_WORK TO BE COMPLETED_
Take every line from the listing below that includes "malade" and copy it.

Data excerpts:
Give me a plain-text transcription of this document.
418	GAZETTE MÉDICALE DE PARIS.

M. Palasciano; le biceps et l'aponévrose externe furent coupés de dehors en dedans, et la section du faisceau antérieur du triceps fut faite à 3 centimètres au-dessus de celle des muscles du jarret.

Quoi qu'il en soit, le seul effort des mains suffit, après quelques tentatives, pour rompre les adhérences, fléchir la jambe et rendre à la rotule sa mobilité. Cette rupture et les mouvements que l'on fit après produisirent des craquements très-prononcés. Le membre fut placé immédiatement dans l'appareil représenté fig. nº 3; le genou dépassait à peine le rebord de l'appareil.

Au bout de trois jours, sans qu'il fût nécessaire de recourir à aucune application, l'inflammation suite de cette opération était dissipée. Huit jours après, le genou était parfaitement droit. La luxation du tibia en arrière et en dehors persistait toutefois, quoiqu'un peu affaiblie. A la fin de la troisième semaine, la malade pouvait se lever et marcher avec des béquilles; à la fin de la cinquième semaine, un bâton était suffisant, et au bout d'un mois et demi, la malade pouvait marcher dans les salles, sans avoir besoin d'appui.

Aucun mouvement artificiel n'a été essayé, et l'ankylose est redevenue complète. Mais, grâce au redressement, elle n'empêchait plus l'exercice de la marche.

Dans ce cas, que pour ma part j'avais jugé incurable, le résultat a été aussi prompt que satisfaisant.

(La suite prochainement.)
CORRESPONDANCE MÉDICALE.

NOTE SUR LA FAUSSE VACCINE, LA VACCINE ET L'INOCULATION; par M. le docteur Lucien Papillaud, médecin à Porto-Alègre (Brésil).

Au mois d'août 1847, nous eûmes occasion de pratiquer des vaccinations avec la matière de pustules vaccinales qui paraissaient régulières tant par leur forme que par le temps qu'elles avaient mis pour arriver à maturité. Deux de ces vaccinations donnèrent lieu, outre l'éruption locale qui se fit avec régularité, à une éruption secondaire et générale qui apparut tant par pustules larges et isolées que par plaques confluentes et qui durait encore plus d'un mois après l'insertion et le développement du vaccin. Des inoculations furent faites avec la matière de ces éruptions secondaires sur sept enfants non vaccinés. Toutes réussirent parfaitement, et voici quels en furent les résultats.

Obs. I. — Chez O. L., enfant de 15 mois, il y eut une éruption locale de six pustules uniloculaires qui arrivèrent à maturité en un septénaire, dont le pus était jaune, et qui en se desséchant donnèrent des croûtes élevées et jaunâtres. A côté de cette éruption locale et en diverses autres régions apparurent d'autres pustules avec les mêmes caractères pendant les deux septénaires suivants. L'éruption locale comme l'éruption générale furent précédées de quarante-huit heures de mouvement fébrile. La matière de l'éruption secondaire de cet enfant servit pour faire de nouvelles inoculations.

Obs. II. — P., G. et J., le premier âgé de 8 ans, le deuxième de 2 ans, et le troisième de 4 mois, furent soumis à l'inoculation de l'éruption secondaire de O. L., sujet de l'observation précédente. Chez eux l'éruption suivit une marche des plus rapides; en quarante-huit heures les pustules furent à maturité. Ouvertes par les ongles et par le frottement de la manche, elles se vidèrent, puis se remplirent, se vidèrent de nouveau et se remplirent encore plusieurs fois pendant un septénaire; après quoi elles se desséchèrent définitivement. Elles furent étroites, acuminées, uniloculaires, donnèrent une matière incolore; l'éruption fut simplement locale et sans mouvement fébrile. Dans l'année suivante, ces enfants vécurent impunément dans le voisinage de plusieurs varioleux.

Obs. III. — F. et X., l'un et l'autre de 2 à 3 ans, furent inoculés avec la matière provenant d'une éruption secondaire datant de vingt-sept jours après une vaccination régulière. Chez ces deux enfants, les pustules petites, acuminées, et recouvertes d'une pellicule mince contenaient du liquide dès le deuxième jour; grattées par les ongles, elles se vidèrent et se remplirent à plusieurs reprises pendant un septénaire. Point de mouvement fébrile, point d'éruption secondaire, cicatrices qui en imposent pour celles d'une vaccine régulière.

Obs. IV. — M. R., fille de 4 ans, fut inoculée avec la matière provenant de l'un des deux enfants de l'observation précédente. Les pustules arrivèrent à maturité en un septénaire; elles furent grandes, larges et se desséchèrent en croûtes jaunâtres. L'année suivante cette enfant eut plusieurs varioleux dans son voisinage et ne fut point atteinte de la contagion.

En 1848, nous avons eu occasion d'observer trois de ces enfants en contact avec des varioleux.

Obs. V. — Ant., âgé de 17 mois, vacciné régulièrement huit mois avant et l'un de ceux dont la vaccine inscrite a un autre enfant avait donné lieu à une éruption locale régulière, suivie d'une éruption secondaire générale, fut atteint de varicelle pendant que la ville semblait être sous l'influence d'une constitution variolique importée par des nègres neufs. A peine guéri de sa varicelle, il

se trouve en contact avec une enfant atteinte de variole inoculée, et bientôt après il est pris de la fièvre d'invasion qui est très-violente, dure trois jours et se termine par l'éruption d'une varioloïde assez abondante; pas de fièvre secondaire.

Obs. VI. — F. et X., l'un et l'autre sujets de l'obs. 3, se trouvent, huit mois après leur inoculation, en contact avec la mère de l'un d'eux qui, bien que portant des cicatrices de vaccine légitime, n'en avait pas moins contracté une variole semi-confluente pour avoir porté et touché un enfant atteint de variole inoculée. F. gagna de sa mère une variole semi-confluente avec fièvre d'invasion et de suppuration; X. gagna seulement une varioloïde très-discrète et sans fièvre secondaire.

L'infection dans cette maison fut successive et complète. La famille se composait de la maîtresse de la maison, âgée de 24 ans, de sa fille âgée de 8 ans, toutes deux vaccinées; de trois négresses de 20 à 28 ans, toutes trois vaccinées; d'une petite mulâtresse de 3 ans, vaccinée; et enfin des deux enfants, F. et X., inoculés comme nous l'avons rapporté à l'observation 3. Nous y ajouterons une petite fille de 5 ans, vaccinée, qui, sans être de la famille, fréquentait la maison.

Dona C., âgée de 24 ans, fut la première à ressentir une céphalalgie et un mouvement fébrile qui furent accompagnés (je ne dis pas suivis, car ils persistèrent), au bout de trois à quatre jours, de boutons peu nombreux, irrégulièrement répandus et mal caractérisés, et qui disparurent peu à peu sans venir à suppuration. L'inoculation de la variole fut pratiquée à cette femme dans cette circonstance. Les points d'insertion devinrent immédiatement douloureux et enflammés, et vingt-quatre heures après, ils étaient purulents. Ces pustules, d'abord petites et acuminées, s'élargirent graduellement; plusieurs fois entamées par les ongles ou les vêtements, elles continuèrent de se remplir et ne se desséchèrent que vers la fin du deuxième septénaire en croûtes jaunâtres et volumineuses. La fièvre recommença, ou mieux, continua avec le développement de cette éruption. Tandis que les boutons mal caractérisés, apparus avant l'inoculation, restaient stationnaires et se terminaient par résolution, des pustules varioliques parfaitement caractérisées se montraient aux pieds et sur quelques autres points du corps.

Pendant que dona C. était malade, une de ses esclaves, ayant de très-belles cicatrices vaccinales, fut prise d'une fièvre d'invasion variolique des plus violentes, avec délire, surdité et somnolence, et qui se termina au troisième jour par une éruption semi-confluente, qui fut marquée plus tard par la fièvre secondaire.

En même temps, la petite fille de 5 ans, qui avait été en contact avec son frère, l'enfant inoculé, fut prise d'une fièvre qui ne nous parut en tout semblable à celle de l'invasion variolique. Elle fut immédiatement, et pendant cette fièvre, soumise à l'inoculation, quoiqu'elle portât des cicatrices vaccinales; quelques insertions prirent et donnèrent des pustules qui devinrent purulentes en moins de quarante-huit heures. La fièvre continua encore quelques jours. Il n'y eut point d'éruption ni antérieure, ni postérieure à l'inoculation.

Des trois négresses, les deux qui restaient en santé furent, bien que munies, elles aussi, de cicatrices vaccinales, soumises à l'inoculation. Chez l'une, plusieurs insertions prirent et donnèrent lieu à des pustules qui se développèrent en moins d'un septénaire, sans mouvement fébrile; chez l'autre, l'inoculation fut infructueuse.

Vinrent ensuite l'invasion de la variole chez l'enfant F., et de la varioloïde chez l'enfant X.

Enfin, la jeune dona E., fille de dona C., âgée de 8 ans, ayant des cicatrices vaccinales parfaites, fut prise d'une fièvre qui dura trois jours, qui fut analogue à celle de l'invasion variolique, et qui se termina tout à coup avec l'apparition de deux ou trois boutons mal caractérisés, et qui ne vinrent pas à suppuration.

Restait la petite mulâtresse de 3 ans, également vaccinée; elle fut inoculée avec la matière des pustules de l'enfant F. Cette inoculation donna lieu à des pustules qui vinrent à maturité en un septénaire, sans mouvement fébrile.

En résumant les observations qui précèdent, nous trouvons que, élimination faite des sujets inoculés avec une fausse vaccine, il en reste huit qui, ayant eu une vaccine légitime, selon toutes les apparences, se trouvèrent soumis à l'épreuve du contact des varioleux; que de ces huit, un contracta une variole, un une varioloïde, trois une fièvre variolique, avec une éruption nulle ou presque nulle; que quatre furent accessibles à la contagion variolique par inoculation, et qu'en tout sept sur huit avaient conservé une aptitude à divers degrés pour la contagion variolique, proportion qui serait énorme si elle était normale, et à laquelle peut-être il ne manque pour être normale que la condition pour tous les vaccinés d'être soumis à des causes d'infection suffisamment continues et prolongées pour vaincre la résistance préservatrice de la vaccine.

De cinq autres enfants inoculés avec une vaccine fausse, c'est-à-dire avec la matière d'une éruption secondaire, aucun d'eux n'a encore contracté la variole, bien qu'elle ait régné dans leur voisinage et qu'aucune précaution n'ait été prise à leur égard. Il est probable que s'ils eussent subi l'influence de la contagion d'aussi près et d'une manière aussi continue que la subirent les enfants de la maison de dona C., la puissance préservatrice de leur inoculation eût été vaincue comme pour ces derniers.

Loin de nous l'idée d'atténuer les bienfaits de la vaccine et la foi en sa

_FINISHED EXERCISE_
Au bout de trois jours, sans qu'il fût nécessaire de recourir à aucune application, l'inflammation suite de cette opération était dissipée. Huit jours après, le genou était parfaitement droit. La luxation du tibia en arrière et en dehors persistait toutefois, quoiqu'un peu affaiblie. A la fin de la troisième semaine, la malade pouvait se lever et marcher avec des béquilles; à la fin de la cinquième semaine, un bâton était suffisant, et au bout d'un mois et demi, la malade pouvait marcher dans les salles, sans avoir besoin d'appui.
Pendant que dona C. était malade, une de ses esclaves, ayant de très-belles cicatrices vaccinales, fut prise d'une fièvre d'invasion variolique des plus violentes, avec délire, surdité et somnolence, et qui se termina au troisième jour par une éruption semi-confluente, qui fut marquée plus tard par la fièvre secondaire.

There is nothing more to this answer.